_Aim_
Edit the listing from its first line through the line with "data-point [68,89,77,97]", both included: change "visible components" to "visible items" and keep everything else the same. Return only those lines.

— Start Material for this exercise —

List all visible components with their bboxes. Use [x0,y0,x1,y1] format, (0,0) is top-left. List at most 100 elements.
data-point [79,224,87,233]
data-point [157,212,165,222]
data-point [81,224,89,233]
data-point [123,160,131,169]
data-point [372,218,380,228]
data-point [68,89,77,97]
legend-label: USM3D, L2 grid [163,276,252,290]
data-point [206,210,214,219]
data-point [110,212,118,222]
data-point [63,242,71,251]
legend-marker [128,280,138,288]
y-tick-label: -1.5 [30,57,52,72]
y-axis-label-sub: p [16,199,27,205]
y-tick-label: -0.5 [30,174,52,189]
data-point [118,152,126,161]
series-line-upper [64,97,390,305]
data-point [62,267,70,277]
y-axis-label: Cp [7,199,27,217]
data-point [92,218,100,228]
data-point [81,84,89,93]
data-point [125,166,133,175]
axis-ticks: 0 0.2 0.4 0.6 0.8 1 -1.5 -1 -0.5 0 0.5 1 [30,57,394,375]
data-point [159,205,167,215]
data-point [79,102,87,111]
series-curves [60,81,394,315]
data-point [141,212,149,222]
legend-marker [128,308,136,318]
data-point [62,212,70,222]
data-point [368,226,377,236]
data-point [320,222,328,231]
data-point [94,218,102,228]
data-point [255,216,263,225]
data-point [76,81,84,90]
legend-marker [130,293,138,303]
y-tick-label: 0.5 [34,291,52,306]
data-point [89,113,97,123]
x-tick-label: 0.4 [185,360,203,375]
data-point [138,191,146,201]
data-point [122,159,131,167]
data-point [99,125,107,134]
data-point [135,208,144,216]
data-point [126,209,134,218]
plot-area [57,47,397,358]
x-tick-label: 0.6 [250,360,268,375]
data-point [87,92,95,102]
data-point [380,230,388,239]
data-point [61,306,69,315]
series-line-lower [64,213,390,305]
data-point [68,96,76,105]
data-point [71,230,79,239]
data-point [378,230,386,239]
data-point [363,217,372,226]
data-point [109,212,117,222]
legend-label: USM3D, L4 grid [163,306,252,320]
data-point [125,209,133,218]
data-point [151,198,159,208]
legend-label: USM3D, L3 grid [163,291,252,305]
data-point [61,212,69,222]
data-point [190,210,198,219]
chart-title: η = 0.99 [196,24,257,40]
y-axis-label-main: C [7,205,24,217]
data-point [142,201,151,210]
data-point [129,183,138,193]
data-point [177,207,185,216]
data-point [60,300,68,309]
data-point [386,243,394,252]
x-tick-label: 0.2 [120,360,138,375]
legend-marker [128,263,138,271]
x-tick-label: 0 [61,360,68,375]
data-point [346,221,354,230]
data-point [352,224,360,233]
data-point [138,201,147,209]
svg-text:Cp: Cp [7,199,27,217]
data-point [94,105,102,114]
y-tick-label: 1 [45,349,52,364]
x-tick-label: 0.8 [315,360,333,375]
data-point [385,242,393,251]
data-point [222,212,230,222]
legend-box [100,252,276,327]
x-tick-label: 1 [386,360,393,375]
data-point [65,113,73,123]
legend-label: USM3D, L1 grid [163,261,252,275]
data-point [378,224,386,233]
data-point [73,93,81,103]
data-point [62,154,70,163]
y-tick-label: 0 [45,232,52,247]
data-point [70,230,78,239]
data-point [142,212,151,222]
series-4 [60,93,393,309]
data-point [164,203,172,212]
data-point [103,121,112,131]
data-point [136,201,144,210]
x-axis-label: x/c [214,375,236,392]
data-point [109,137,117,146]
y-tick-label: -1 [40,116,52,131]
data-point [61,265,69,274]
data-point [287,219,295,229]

— End Material for this exercise —

_Answer to the exercise_
List all visible items with their bboxes. Use [x0,y0,x1,y1] format, (0,0) is top-left. List at most 100 elements.
data-point [79,224,87,233]
data-point [157,212,165,222]
data-point [81,224,89,233]
data-point [123,160,131,169]
data-point [372,218,380,228]
data-point [68,89,77,97]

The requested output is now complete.